Data items

'''

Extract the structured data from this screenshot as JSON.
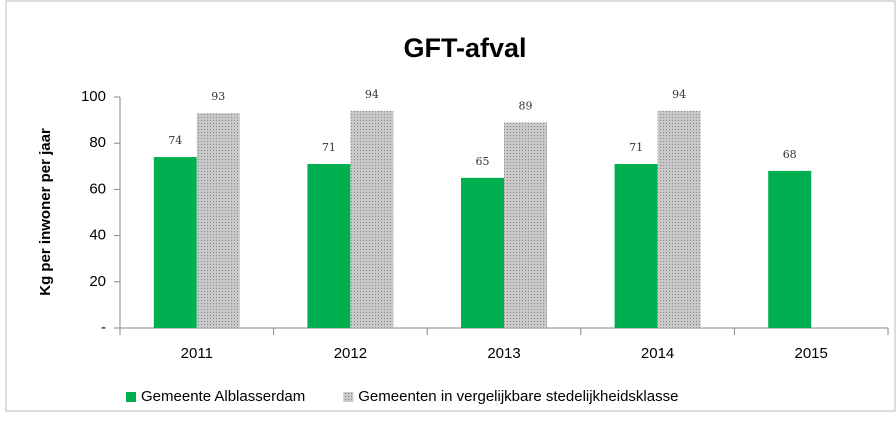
{
  "chart_data": {
    "type": "bar",
    "title": "GFT-afval",
    "y_label": "Kg per inwoner per jaar",
    "categories": [
      "2011",
      "2012",
      "2013",
      "2014",
      "2015"
    ],
    "series": [
      {
        "name": "Gemeente Alblasserdam",
        "color": "#00b050",
        "values": [
          74,
          71,
          65,
          71,
          68
        ]
      },
      {
        "name": "Gemeenten in vergelijkbare stedelijkheidsklasse",
        "color": "#b0b0b0",
        "values": [
          93,
          94,
          89,
          94,
          null
        ]
      }
    ],
    "ylim": [
      0,
      100
    ],
    "yticks": [
      {
        "value": 0,
        "label": "-"
      },
      20,
      40,
      60,
      80,
      100
    ],
    "grid": false,
    "legend": "bottom"
  }
}
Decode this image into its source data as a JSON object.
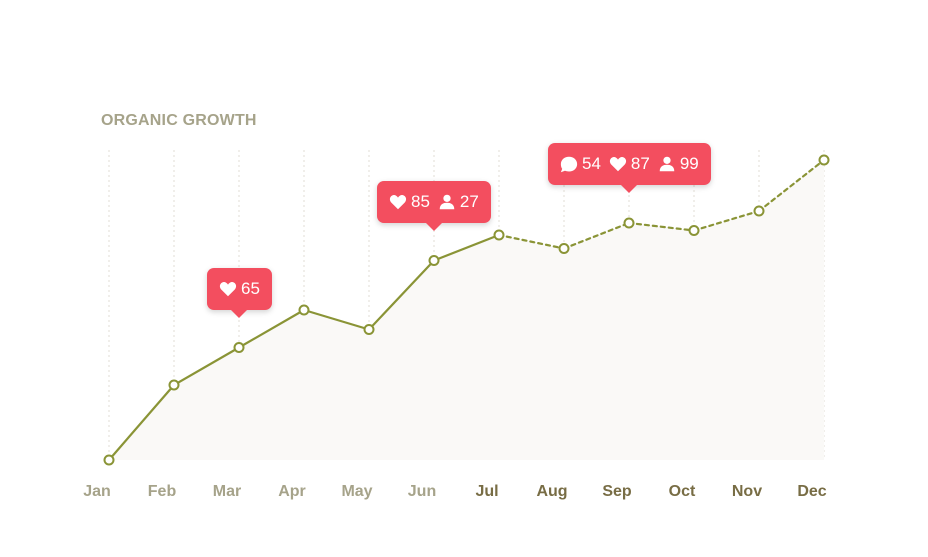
{
  "chart_data": {
    "type": "line",
    "title": "ORGANIC GROWTH",
    "categories": [
      "Jan",
      "Feb",
      "Mar",
      "Apr",
      "May",
      "Jun",
      "Jul",
      "Aug",
      "Sep",
      "Oct",
      "Nov",
      "Dec"
    ],
    "values": [
      0,
      25,
      37.5,
      50,
      43.5,
      66.5,
      75,
      70.5,
      79,
      76.5,
      83,
      100
    ],
    "projected_from_index": 6,
    "ylim": [
      0,
      100
    ],
    "grid": "vertical-dotted",
    "colors": {
      "line": "#8a9436",
      "area": "#faf9f7",
      "grid": "#e1ded6",
      "bubble": "#f34e5f",
      "tick_past": "#a6a38a",
      "tick_future": "#786d45",
      "title": "#a6a38a"
    },
    "annotations": [
      {
        "category": "Mar",
        "metrics": [
          {
            "icon": "heart-icon",
            "value": "65"
          }
        ]
      },
      {
        "category": "Jun",
        "metrics": [
          {
            "icon": "heart-icon",
            "value": "85"
          },
          {
            "icon": "user-icon",
            "value": "27"
          }
        ]
      },
      {
        "category": "Sep",
        "metrics": [
          {
            "icon": "comment-icon",
            "value": "54"
          },
          {
            "icon": "heart-icon",
            "value": "87"
          },
          {
            "icon": "user-icon",
            "value": "99"
          }
        ]
      }
    ]
  }
}
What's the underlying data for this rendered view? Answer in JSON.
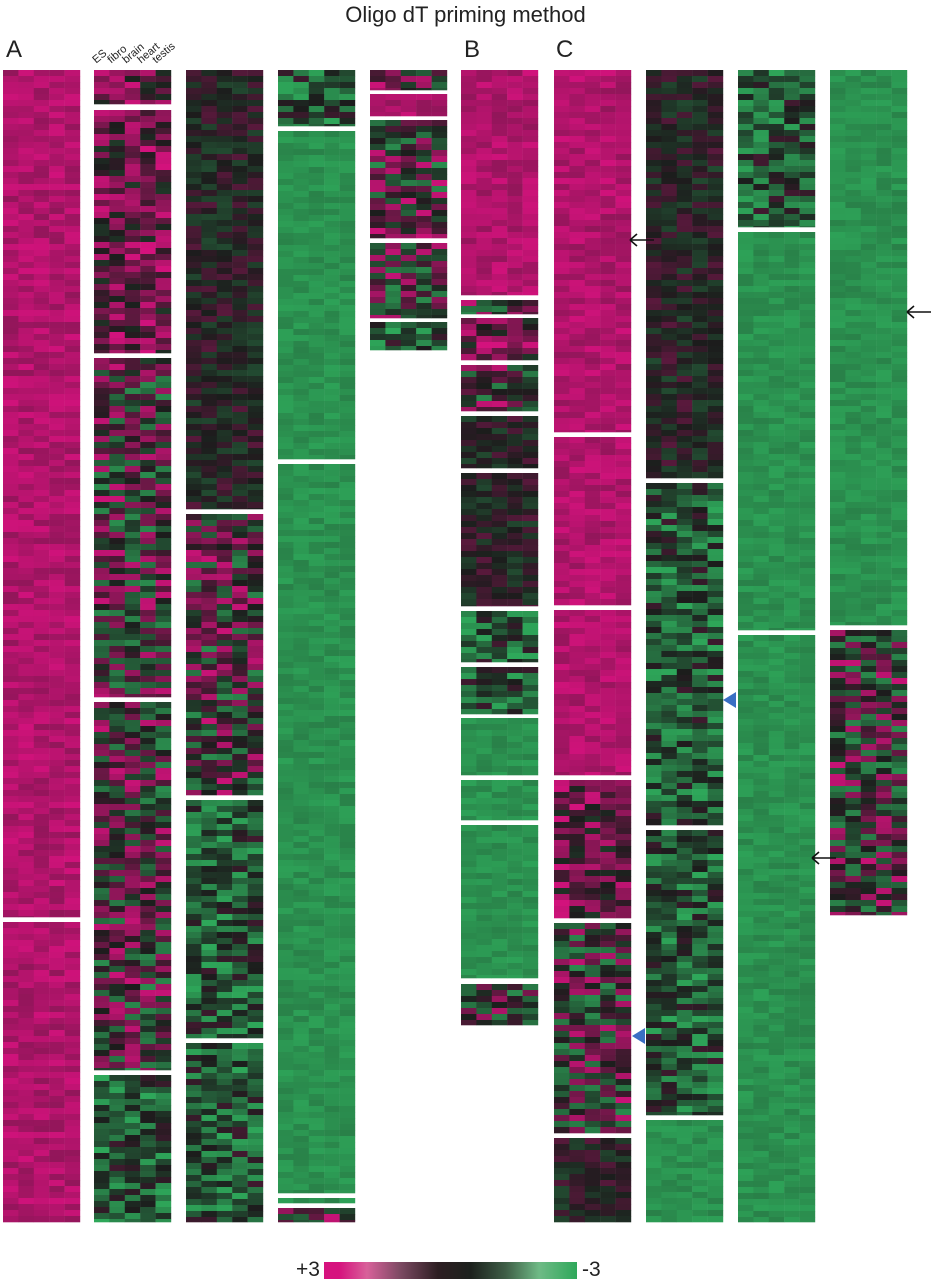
{
  "title": "Oligo dT priming method",
  "panels": [
    "A",
    "B",
    "C"
  ],
  "chart_data": {
    "type": "heatmap",
    "title": "Oligo dT priming method",
    "columns": [
      "ES",
      "fibro",
      "brain",
      "heart",
      "testis"
    ],
    "colorbar": {
      "max_label": "+3",
      "min_label": "-3",
      "range": [
        3,
        -3
      ],
      "colors": [
        "#d6127e",
        "#1c1c1c",
        "#2ea85a"
      ]
    },
    "panels": [
      {
        "label": "A",
        "dominant_levels": [
          "high",
          "high",
          "mixed-high",
          "mixed",
          "mixed",
          "mixed-low",
          "neutral",
          "mixed",
          "mixed-low",
          "mixed-low",
          "low",
          "low",
          "low",
          "mixed-low",
          "mixed"
        ]
      },
      {
        "label": "B",
        "dominant_levels": [
          "high",
          "mixed",
          "mixed-high",
          "mixed",
          "neutral",
          "neutral",
          "mixed-low",
          "mixed-low",
          "low",
          "low",
          "low",
          "mixed"
        ]
      },
      {
        "label": "C",
        "dominant_levels": [
          "high",
          "high",
          "high",
          "mixed-high",
          "mixed",
          "neutral",
          "neutral",
          "mixed-low",
          "mixed-low",
          "low",
          "low",
          "low",
          "low",
          "mixed"
        ]
      }
    ],
    "annotations": {
      "arrows": 3,
      "triangles": 2,
      "triangle_color": "#3a6fc4"
    }
  }
}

'''

§ What the task requires:
Transcribe the full listing above exactly as it stands, minus the pictures.

§ Result:
Extract the structured data from this screenshot as JSON.
{
  "chart_data": {
    "type": "bar",
    "title": "GFT-afval",
    "y_label": "Kg per inwoner per jaar",
    "categories": [
      "2011",
      "2012",
      "2013",
      "2014",
      "2015"
    ],
    "series": [
      {
        "name": "Gemeente Alblasserdam",
        "color": "#00b050",
        "values": [
          74,
          71,
          65,
          71,
          68
        ]
      },
      {
        "name": "Gemeenten in vergelijkbare stedelijkheidsklasse",
        "color": "#b0b0b0",
        "values": [
          93,
          94,
          89,
          94,
          null
        ]
      }
    ],
    "ylim": [
      0,
      100
    ],
    "yticks": [
      {
        "value": 0,
        "label": "-"
      },
      20,
      40,
      60,
      80,
      100
    ],
    "grid": false,
    "legend": "bottom"
  }
}
Decode this image into its source data as a JSON object.
{
  "chart_data": {
    "type": "line",
    "title": "ORGANIC GROWTH",
    "categories": [
      "Jan",
      "Feb",
      "Mar",
      "Apr",
      "May",
      "Jun",
      "Jul",
      "Aug",
      "Sep",
      "Oct",
      "Nov",
      "Dec"
    ],
    "values": [
      0,
      25,
      37.5,
      50,
      43.5,
      66.5,
      75,
      70.5,
      79,
      76.5,
      83,
      100
    ],
    "projected_from_index": 6,
    "ylim": [
      0,
      100
    ],
    "grid": "vertical-dotted",
    "colors": {
      "line": "#8a9436",
      "area": "#faf9f7",
      "grid": "#e1ded6",
      "bubble": "#f34e5f",
      "tick_past": "#a6a38a",
      "tick_future": "#786d45",
      "title": "#a6a38a"
    },
    "annotations": [
      {
        "category": "Mar",
        "metrics": [
          {
            "icon": "heart-icon",
            "value": "65"
          }
        ]
      },
      {
        "category": "Jun",
        "metrics": [
          {
            "icon": "heart-icon",
            "value": "85"
          },
          {
            "icon": "user-icon",
            "value": "27"
          }
        ]
      },
      {
        "category": "Sep",
        "metrics": [
          {
            "icon": "comment-icon",
            "value": "54"
          },
          {
            "icon": "heart-icon",
            "value": "87"
          },
          {
            "icon": "user-icon",
            "value": "99"
          }
        ]
      }
    ]
  }
}
What's the underlying data for this rendered view? Answer in JSON.
{
  "title": "Oligo dT priming method",
  "panels": [
    "A",
    "B",
    "C"
  ],
  "chart_data": {
    "type": "heatmap",
    "title": "Oligo dT priming method",
    "columns": [
      "ES",
      "fibro",
      "brain",
      "heart",
      "testis"
    ],
    "colorbar": {
      "max_label": "+3",
      "min_label": "-3",
      "range": [
        3,
        -3
      ],
      "colors": [
        "#d6127e",
        "#1c1c1c",
        "#2ea85a"
      ]
    },
    "panels": [
      {
        "label": "A",
        "dominant_levels": [
          "high",
          "high",
          "mixed-high",
          "mixed",
          "mixed",
          "mixed-low",
          "neutral",
          "mixed",
          "mixed-low",
          "mixed-low",
          "low",
          "low",
          "low",
          "mixed-low",
          "mixed"
        ]
      },
      {
        "label": "B",
        "dominant_levels": [
          "high",
          "mixed",
          "mixed-high",
          "mixed",
          "neutral",
          "neutral",
          "mixed-low",
          "mixed-low",
          "low",
          "low",
          "low",
          "mixed"
        ]
      },
      {
        "label": "C",
        "dominant_levels": [
          "high",
          "high",
          "high",
          "mixed-high",
          "mixed",
          "neutral",
          "neutral",
          "mixed-low",
          "mixed-low",
          "low",
          "low",
          "low",
          "low",
          "mixed"
        ]
      }
    ],
    "annotations": {
      "arrows": 3,
      "triangles": 2,
      "triangle_color": "#3a6fc4"
    }
  }
}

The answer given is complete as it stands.